Stored data
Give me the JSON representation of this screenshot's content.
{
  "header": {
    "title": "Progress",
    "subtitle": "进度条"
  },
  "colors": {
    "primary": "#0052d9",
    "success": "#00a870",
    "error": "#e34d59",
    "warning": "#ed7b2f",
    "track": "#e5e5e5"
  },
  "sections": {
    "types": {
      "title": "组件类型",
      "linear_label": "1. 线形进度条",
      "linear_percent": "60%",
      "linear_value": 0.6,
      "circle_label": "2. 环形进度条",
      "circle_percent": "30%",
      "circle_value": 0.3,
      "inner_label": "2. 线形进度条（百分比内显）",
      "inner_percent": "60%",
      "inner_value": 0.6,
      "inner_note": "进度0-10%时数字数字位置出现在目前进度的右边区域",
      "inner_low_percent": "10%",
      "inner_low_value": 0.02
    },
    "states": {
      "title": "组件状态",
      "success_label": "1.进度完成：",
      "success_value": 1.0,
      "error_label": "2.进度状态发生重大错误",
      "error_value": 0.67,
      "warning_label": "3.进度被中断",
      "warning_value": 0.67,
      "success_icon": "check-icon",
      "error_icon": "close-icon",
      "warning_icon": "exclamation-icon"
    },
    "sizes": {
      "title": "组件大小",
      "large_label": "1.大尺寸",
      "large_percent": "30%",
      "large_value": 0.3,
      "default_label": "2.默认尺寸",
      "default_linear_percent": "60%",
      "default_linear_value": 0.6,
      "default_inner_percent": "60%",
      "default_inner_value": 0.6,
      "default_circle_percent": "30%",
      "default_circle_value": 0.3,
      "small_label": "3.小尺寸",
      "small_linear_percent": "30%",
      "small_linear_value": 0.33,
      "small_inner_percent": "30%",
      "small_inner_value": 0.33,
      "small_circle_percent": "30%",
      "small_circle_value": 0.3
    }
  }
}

#### Task instructions:
Go through the listing above and restate it word for word.

#### Answer in full:
Give me the JSON representation of this screenshot's content.
{
  "header": {
    "title": "Progress",
    "subtitle": "进度条"
  },
  "colors": {
    "primary": "#0052d9",
    "success": "#00a870",
    "error": "#e34d59",
    "warning": "#ed7b2f",
    "track": "#e5e5e5"
  },
  "sections": {
    "types": {
      "title": "组件类型",
      "linear_label": "1. 线形进度条",
      "linear_percent": "60%",
      "linear_value": 0.6,
      "circle_label": "2. 环形进度条",
      "circle_percent": "30%",
      "circle_value": 0.3,
      "inner_label": "2. 线形进度条（百分比内显）",
      "inner_percent": "60%",
      "inner_value": 0.6,
      "inner_note": "进度0-10%时数字数字位置出现在目前进度的右边区域",
      "inner_low_percent": "10%",
      "inner_low_value": 0.02
    },
    "states": {
      "title": "组件状态",
      "success_label": "1.进度完成：",
      "success_value": 1.0,
      "error_label": "2.进度状态发生重大错误",
      "error_value": 0.67,
      "warning_label": "3.进度被中断",
      "warning_value": 0.67,
      "success_icon": "check-icon",
      "error_icon": "close-icon",
      "warning_icon": "exclamation-icon"
    },
    "sizes": {
      "title": "组件大小",
      "large_label": "1.大尺寸",
      "large_percent": "30%",
      "large_value": 0.3,
      "default_label": "2.默认尺寸",
      "default_linear_percent": "60%",
      "default_linear_value": 0.6,
      "default_inner_percent": "60%",
      "default_inner_value": 0.6,
      "default_circle_percent": "30%",
      "default_circle_value": 0.3,
      "small_label": "3.小尺寸",
      "small_linear_percent": "30%",
      "small_linear_value": 0.33,
      "small_inner_percent": "30%",
      "small_inner_value": 0.33,
      "small_circle_percent": "30%",
      "small_circle_value": 0.3
    }
  }
}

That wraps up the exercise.